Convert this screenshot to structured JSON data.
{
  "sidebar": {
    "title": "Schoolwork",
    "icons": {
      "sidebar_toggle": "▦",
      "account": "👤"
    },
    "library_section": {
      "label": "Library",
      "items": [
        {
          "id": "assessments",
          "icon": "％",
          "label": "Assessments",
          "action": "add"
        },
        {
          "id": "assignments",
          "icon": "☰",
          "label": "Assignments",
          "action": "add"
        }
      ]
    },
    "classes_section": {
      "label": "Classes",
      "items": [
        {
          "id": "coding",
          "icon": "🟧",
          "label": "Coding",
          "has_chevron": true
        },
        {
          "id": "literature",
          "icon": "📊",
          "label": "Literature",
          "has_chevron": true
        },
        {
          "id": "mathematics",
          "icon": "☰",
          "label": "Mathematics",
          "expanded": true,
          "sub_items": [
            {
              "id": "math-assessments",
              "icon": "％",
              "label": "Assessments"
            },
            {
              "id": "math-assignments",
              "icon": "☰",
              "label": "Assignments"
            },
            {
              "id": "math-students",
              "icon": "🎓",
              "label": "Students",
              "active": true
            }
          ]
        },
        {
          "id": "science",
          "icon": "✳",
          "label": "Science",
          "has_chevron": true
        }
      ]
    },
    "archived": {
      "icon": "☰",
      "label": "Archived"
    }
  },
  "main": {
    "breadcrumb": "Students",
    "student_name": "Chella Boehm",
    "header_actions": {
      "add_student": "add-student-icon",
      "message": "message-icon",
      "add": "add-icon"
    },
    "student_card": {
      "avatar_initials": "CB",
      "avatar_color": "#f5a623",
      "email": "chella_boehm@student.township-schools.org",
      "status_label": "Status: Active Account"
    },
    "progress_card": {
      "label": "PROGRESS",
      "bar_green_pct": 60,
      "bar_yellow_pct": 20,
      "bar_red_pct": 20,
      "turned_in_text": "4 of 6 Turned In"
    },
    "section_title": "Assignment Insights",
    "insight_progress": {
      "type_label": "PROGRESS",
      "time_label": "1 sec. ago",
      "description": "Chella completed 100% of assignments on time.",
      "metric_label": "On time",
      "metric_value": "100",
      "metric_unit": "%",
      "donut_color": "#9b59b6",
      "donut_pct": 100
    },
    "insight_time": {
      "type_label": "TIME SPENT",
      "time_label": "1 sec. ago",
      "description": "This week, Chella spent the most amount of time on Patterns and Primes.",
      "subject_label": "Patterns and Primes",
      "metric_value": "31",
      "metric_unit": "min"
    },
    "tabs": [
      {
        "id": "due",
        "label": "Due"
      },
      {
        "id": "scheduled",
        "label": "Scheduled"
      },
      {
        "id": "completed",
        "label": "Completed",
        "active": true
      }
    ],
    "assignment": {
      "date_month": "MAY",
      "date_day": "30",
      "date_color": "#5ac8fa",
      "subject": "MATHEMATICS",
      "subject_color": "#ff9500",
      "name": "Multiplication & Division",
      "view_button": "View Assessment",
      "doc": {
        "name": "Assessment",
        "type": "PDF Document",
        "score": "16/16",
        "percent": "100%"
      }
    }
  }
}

# # #

▶ [Written exercise]: Filter the data for the string "Patterns" and copy every line that has it.

▶ [Completed task]:
      "description": "This week, Chella spent the most amount of time on Patterns and Primes.",
      "subject_label": "Patterns and Primes",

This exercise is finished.